■ Gestellte Aufgabe A: Schreibe den folgenden Auszug zu § 1365 BGB vollständig und Wort für Wort ab.

■ Bereitgestellter Auszug:
::::::
Rz. 5

§ 1365 BGB regelt, dass ein Ehegatte sich nur mit Einwilligung des anderen Ehegatten verpflichten kann, über sein Vermögen im Ganzen zu verfügen. Die Vorschrift des § 1365 BGB bezweckt zweierlei: Zum einen soll sie die Anwartschaft der Ehegatten auf den Zugewinnausgleich bei Beendigung des Güterstandes schützen.[1] Zum anderen soll sie verhindern, dass ein Ehegatte ohne Zustimmung des anderen Ehegatten durch Weggabe seines gesamten Vermögens der Familie ihre wirtschaftliche Grundlage entziehen kann.[2] § 1365 BGB gilt nur für Verfügungen während bestehender Ehe.
::::::
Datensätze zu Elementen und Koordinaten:
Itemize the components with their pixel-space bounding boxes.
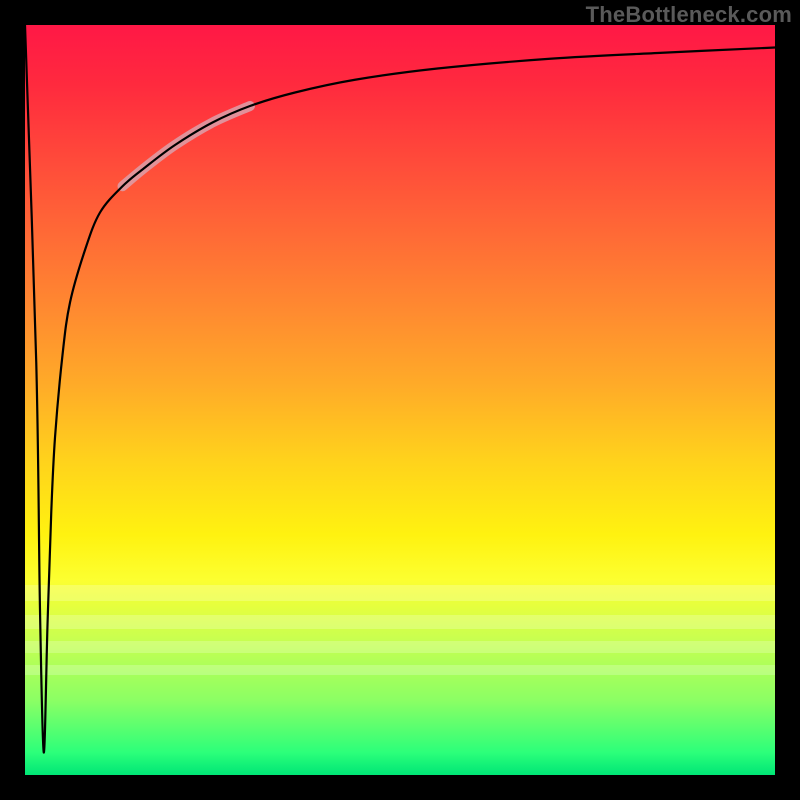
watermark-text: TheBottleneck.com: [586, 2, 792, 28]
curve-svg: [25, 25, 775, 775]
bottleneck-curve: [25, 25, 775, 753]
plot-area: [25, 25, 775, 775]
chart-frame: TheBottleneck.com: [0, 0, 800, 800]
curve-highlight-segment: [123, 106, 251, 186]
::::::
■ Gestellte Aufgabe B: Setze in allen Datensätzen zu Elementen und Koordinaten „elements“ an die Stelle von „components“ und gib die Zeilen sonst unverändert wieder, aber ohne die Bilder.

■ Endgültige Antwort A:
Rz. 5

§ 1365 BGB regelt, dass ein Ehegatte sich nur mit Einwilligung des anderen Ehegatten verpflichten kann, über sein Vermögen im Ganzen zu verfügen. Die Vorschrift des § 1365 BGB bezweckt zweierlei: Zum einen soll sie die Anwartschaft der Ehegatten auf den Zugewinnausgleich bei Beendigung des Güterstandes schützen.[1] Zum anderen soll sie verhindern, dass ein Ehegatte ohne Zustimmung des anderen Ehegatten durch Weggabe seines gesamten Vermögens der Familie ihre wirtschaftliche Grundlage entziehen kann.[2] § 1365 BGB gilt nur für Verfügungen während bestehender Ehe.

■ Endgültige Antwort B:
Itemize the elements with their pixel-space bounding boxes.
watermark-text: TheBottleneck.com: [586, 2, 792, 28]
curve-svg: [25, 25, 775, 775]
bottleneck-curve: [25, 25, 775, 753]
plot-area: [25, 25, 775, 775]
chart-frame: TheBottleneck.com: [0, 0, 800, 800]
curve-highlight-segment: [123, 106, 251, 186]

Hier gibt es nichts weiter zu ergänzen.